WRITTEN INSTRUCTION:
Retype the data that follows line by line, exactly, and leave its pictures out.

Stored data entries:
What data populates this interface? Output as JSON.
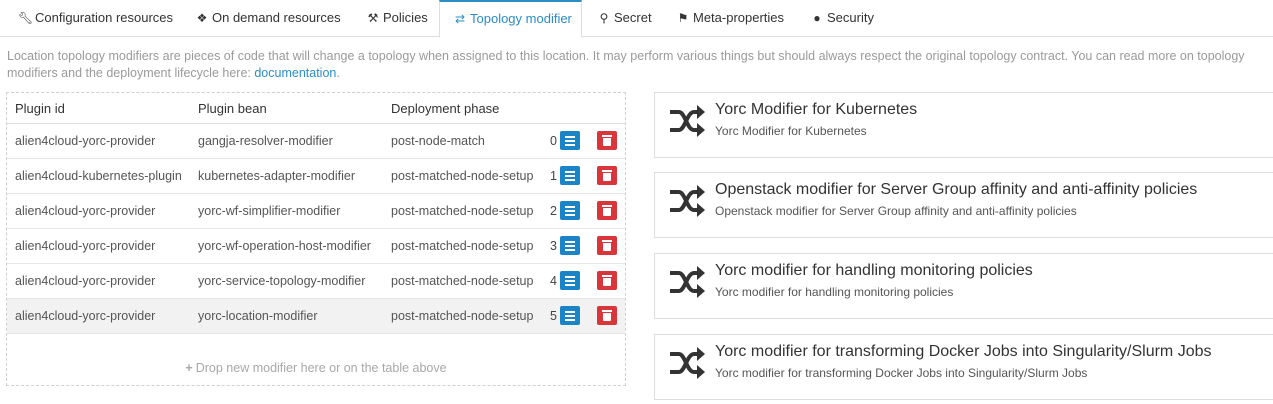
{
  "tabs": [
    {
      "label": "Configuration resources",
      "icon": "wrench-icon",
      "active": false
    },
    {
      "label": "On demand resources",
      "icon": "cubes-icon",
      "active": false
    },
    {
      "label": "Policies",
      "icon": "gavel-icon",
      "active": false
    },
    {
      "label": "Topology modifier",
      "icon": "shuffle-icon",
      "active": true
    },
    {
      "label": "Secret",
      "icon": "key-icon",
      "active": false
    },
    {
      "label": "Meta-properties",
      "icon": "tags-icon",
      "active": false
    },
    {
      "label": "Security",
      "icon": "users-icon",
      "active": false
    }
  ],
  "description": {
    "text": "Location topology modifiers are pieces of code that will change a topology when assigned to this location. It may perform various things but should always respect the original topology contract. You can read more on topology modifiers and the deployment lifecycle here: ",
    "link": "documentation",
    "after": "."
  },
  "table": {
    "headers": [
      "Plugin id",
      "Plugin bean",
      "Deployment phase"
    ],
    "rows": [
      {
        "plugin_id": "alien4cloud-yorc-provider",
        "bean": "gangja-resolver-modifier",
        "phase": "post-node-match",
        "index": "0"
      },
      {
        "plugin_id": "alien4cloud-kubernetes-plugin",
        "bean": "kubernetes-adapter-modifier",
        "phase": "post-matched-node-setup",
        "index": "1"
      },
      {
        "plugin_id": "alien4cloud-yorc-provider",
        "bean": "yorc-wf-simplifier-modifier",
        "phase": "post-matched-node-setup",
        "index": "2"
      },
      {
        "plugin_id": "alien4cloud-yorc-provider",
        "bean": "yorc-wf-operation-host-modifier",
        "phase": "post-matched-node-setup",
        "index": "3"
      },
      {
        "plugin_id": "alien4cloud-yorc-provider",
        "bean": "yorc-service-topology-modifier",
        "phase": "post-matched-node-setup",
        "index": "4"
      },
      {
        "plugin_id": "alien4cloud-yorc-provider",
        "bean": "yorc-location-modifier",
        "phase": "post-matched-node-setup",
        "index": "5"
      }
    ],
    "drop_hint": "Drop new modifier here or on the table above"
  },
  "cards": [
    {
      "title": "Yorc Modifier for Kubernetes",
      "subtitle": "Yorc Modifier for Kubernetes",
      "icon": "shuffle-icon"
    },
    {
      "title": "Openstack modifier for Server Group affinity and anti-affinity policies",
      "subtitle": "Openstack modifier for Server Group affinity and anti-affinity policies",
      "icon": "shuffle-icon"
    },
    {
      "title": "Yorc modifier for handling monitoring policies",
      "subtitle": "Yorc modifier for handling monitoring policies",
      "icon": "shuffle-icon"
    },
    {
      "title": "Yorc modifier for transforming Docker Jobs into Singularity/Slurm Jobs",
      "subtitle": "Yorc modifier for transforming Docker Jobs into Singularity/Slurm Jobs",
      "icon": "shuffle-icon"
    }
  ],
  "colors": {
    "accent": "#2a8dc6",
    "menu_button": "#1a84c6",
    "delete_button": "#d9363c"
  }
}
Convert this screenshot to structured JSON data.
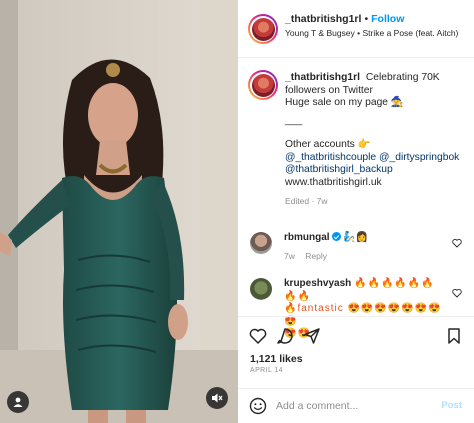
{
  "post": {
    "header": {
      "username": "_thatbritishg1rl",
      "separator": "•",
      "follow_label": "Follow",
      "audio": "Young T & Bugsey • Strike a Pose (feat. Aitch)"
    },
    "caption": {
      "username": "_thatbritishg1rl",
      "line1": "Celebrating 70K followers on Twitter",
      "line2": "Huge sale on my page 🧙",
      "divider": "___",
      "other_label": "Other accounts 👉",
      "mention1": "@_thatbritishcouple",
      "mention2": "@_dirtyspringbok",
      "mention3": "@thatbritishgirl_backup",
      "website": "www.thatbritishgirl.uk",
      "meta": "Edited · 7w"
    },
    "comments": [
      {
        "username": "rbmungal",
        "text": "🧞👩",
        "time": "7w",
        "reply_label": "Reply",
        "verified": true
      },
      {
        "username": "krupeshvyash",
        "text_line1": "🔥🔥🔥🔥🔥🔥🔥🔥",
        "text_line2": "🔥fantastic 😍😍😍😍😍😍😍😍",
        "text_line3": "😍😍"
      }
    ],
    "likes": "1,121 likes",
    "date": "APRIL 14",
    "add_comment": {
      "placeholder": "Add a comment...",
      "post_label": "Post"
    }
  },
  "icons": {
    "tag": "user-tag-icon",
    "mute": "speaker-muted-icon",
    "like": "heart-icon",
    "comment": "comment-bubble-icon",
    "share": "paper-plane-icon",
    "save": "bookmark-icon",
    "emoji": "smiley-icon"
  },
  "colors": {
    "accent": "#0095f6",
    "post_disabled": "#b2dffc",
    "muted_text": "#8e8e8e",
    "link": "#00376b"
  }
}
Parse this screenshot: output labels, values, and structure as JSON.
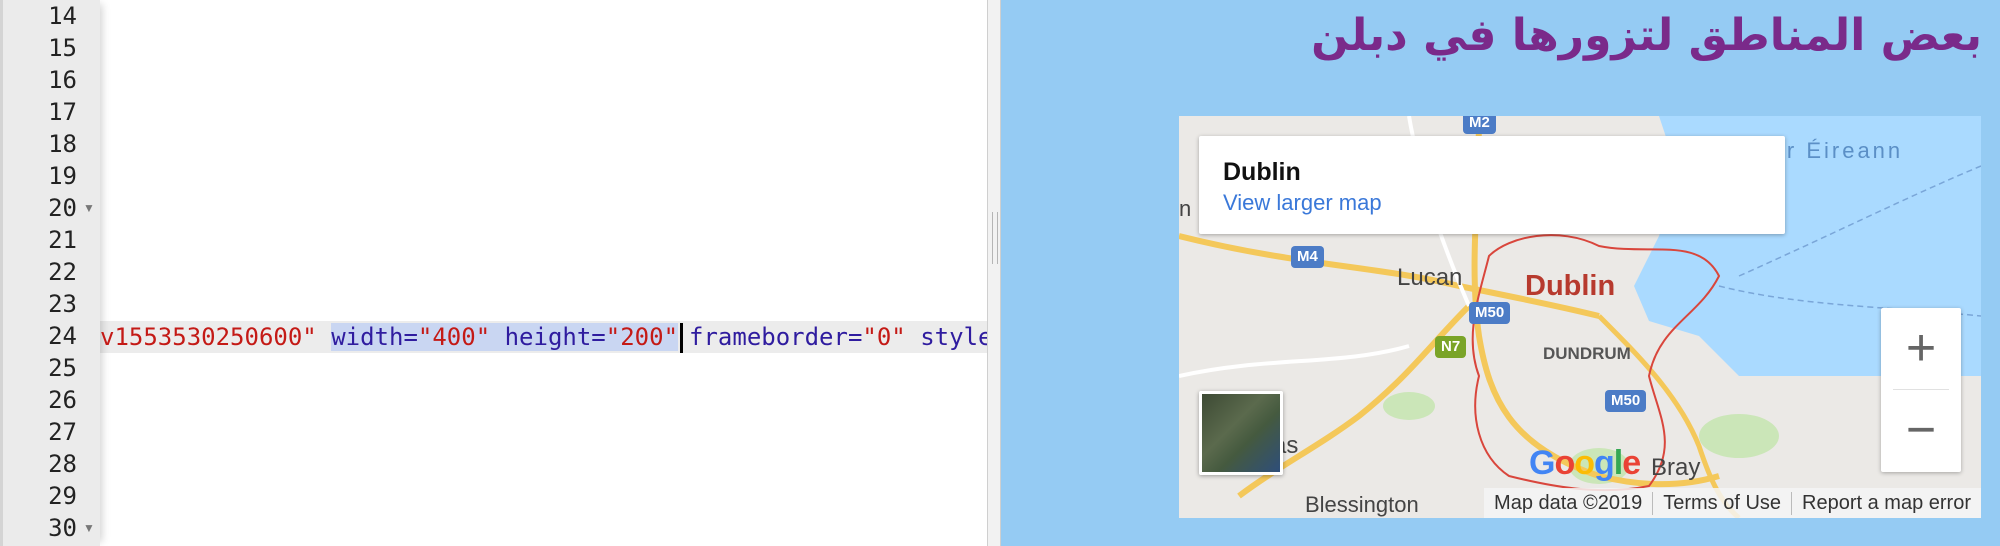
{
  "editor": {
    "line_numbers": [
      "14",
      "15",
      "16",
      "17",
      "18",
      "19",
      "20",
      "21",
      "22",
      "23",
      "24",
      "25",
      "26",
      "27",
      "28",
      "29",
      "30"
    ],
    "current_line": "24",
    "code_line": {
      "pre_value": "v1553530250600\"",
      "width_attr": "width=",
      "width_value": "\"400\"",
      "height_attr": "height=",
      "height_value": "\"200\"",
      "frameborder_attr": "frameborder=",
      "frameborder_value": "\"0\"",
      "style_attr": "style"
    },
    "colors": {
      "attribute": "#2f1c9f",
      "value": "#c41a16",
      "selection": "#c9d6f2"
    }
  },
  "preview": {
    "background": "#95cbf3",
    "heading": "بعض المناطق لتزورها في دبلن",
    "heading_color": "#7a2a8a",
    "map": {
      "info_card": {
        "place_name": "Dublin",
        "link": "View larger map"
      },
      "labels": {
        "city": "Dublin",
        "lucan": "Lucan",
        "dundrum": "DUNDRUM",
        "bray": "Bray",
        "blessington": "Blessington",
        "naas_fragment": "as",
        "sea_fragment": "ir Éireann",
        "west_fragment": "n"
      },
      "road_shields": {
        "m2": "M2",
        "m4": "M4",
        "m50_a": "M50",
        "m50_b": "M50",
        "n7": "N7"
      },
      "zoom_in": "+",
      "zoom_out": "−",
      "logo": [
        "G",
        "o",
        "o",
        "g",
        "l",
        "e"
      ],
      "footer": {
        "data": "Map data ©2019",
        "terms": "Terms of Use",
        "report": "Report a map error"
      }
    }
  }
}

CORRECT RESPONSE:
What data populates this interface? Output as JSON.
{
  "tabs": [
    {
      "label": "Configuration resources",
      "icon": "wrench-icon",
      "active": false
    },
    {
      "label": "On demand resources",
      "icon": "cubes-icon",
      "active": false
    },
    {
      "label": "Policies",
      "icon": "gavel-icon",
      "active": false
    },
    {
      "label": "Topology modifier",
      "icon": "shuffle-icon",
      "active": true
    },
    {
      "label": "Secret",
      "icon": "key-icon",
      "active": false
    },
    {
      "label": "Meta-properties",
      "icon": "tags-icon",
      "active": false
    },
    {
      "label": "Security",
      "icon": "users-icon",
      "active": false
    }
  ],
  "description": {
    "text": "Location topology modifiers are pieces of code that will change a topology when assigned to this location. It may perform various things but should always respect the original topology contract. You can read more on topology modifiers and the deployment lifecycle here: ",
    "link": "documentation",
    "after": "."
  },
  "table": {
    "headers": [
      "Plugin id",
      "Plugin bean",
      "Deployment phase"
    ],
    "rows": [
      {
        "plugin_id": "alien4cloud-yorc-provider",
        "bean": "gangja-resolver-modifier",
        "phase": "post-node-match",
        "index": "0"
      },
      {
        "plugin_id": "alien4cloud-kubernetes-plugin",
        "bean": "kubernetes-adapter-modifier",
        "phase": "post-matched-node-setup",
        "index": "1"
      },
      {
        "plugin_id": "alien4cloud-yorc-provider",
        "bean": "yorc-wf-simplifier-modifier",
        "phase": "post-matched-node-setup",
        "index": "2"
      },
      {
        "plugin_id": "alien4cloud-yorc-provider",
        "bean": "yorc-wf-operation-host-modifier",
        "phase": "post-matched-node-setup",
        "index": "3"
      },
      {
        "plugin_id": "alien4cloud-yorc-provider",
        "bean": "yorc-service-topology-modifier",
        "phase": "post-matched-node-setup",
        "index": "4"
      },
      {
        "plugin_id": "alien4cloud-yorc-provider",
        "bean": "yorc-location-modifier",
        "phase": "post-matched-node-setup",
        "index": "5"
      }
    ],
    "drop_hint": "Drop new modifier here or on the table above"
  },
  "cards": [
    {
      "title": "Yorc Modifier for Kubernetes",
      "subtitle": "Yorc Modifier for Kubernetes",
      "icon": "shuffle-icon"
    },
    {
      "title": "Openstack modifier for Server Group affinity and anti-affinity policies",
      "subtitle": "Openstack modifier for Server Group affinity and anti-affinity policies",
      "icon": "shuffle-icon"
    },
    {
      "title": "Yorc modifier for handling monitoring policies",
      "subtitle": "Yorc modifier for handling monitoring policies",
      "icon": "shuffle-icon"
    },
    {
      "title": "Yorc modifier for transforming Docker Jobs into Singularity/Slurm Jobs",
      "subtitle": "Yorc modifier for transforming Docker Jobs into Singularity/Slurm Jobs",
      "icon": "shuffle-icon"
    }
  ],
  "colors": {
    "accent": "#2a8dc6",
    "menu_button": "#1a84c6",
    "delete_button": "#d9363c"
  }
}
Convert this screenshot to structured JSON data.
{
  "post": {
    "header": {
      "username": "_thatbritishg1rl",
      "separator": "•",
      "follow_label": "Follow",
      "audio": "Young T & Bugsey • Strike a Pose (feat. Aitch)"
    },
    "caption": {
      "username": "_thatbritishg1rl",
      "line1": "Celebrating 70K followers on Twitter",
      "line2": "Huge sale on my page 🧙",
      "divider": "___",
      "other_label": "Other accounts 👉",
      "mention1": "@_thatbritishcouple",
      "mention2": "@_dirtyspringbok",
      "mention3": "@thatbritishgirl_backup",
      "website": "www.thatbritishgirl.uk",
      "meta": "Edited · 7w"
    },
    "comments": [
      {
        "username": "rbmungal",
        "text": "🧞👩",
        "time": "7w",
        "reply_label": "Reply",
        "verified": true
      },
      {
        "username": "krupeshvyash",
        "text_line1": "🔥🔥🔥🔥🔥🔥🔥🔥",
        "text_line2": "🔥fantastic 😍😍😍😍😍😍😍😍",
        "text_line3": "😍😍"
      }
    ],
    "likes": "1,121 likes",
    "date": "APRIL 14",
    "add_comment": {
      "placeholder": "Add a comment...",
      "post_label": "Post"
    }
  },
  "icons": {
    "tag": "user-tag-icon",
    "mute": "speaker-muted-icon",
    "like": "heart-icon",
    "comment": "comment-bubble-icon",
    "share": "paper-plane-icon",
    "save": "bookmark-icon",
    "emoji": "smiley-icon"
  },
  "colors": {
    "accent": "#0095f6",
    "post_disabled": "#b2dffc",
    "muted_text": "#8e8e8e",
    "link": "#00376b"
  }
}
Parse this screenshot: output labels, values, and structure as JSON.
{
  "editor": {
    "line_numbers": [
      "14",
      "15",
      "16",
      "17",
      "18",
      "19",
      "20",
      "21",
      "22",
      "23",
      "24",
      "25",
      "26",
      "27",
      "28",
      "29",
      "30"
    ],
    "current_line": "24",
    "code_line": {
      "pre_value": "v1553530250600\"",
      "width_attr": "width=",
      "width_value": "\"400\"",
      "height_attr": "height=",
      "height_value": "\"200\"",
      "frameborder_attr": "frameborder=",
      "frameborder_value": "\"0\"",
      "style_attr": "style"
    },
    "colors": {
      "attribute": "#2f1c9f",
      "value": "#c41a16",
      "selection": "#c9d6f2"
    }
  },
  "preview": {
    "background": "#95cbf3",
    "heading": "بعض المناطق لتزورها في دبلن",
    "heading_color": "#7a2a8a",
    "map": {
      "info_card": {
        "place_name": "Dublin",
        "link": "View larger map"
      },
      "labels": {
        "city": "Dublin",
        "lucan": "Lucan",
        "dundrum": "DUNDRUM",
        "bray": "Bray",
        "blessington": "Blessington",
        "naas_fragment": "as",
        "sea_fragment": "ir Éireann",
        "west_fragment": "n"
      },
      "road_shields": {
        "m2": "M2",
        "m4": "M4",
        "m50_a": "M50",
        "m50_b": "M50",
        "n7": "N7"
      },
      "zoom_in": "+",
      "zoom_out": "−",
      "logo": [
        "G",
        "o",
        "o",
        "g",
        "l",
        "e"
      ],
      "footer": {
        "data": "Map data ©2019",
        "terms": "Terms of Use",
        "report": "Report a map error"
      }
    }
  }
}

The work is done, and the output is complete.